- _REQUIRED TASK_
Among the lines below, how many carry the string "title"? Reply with a number and nothing else.

- _INFORMATION GIVEN_
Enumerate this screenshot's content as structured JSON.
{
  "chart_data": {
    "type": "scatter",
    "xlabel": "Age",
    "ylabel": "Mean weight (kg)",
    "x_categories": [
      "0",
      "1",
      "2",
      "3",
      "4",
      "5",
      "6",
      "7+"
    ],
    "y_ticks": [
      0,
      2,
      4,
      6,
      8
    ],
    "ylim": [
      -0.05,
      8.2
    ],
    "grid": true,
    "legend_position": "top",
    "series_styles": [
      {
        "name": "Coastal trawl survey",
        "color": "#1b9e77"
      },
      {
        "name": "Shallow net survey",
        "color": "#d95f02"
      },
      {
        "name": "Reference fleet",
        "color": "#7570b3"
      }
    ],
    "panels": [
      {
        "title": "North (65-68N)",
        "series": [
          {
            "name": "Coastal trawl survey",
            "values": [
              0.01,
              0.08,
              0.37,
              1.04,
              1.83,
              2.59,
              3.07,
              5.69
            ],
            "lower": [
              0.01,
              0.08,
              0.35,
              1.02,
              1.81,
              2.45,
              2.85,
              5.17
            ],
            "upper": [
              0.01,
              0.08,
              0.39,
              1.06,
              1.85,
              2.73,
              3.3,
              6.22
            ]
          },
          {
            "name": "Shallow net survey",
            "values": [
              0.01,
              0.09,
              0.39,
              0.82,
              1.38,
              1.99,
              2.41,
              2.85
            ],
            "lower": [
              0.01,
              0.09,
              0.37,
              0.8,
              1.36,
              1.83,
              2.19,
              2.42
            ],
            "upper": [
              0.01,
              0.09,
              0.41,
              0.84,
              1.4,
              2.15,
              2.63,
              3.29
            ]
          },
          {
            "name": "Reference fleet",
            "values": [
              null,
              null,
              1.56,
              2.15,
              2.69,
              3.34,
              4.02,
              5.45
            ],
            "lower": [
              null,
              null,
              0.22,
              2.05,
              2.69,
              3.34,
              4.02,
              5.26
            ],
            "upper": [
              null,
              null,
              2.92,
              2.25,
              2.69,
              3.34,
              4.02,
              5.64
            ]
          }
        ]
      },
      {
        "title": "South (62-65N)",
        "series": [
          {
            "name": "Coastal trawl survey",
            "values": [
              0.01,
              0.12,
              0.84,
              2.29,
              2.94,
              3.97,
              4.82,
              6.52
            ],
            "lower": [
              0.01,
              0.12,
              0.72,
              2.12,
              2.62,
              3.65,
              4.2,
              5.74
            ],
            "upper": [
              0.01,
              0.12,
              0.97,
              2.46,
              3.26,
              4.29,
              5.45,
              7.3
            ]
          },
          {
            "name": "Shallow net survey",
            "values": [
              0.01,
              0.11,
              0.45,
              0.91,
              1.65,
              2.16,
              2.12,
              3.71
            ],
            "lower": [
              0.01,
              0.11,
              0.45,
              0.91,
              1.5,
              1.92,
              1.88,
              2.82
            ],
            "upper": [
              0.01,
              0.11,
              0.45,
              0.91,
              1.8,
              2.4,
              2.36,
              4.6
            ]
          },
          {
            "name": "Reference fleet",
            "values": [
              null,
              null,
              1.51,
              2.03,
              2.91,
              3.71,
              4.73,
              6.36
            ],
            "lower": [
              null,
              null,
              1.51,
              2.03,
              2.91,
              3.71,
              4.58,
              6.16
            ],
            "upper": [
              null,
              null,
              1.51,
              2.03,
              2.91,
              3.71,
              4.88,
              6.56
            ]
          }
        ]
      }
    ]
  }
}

- _SOLUTION TO THIS PROBLEM_
2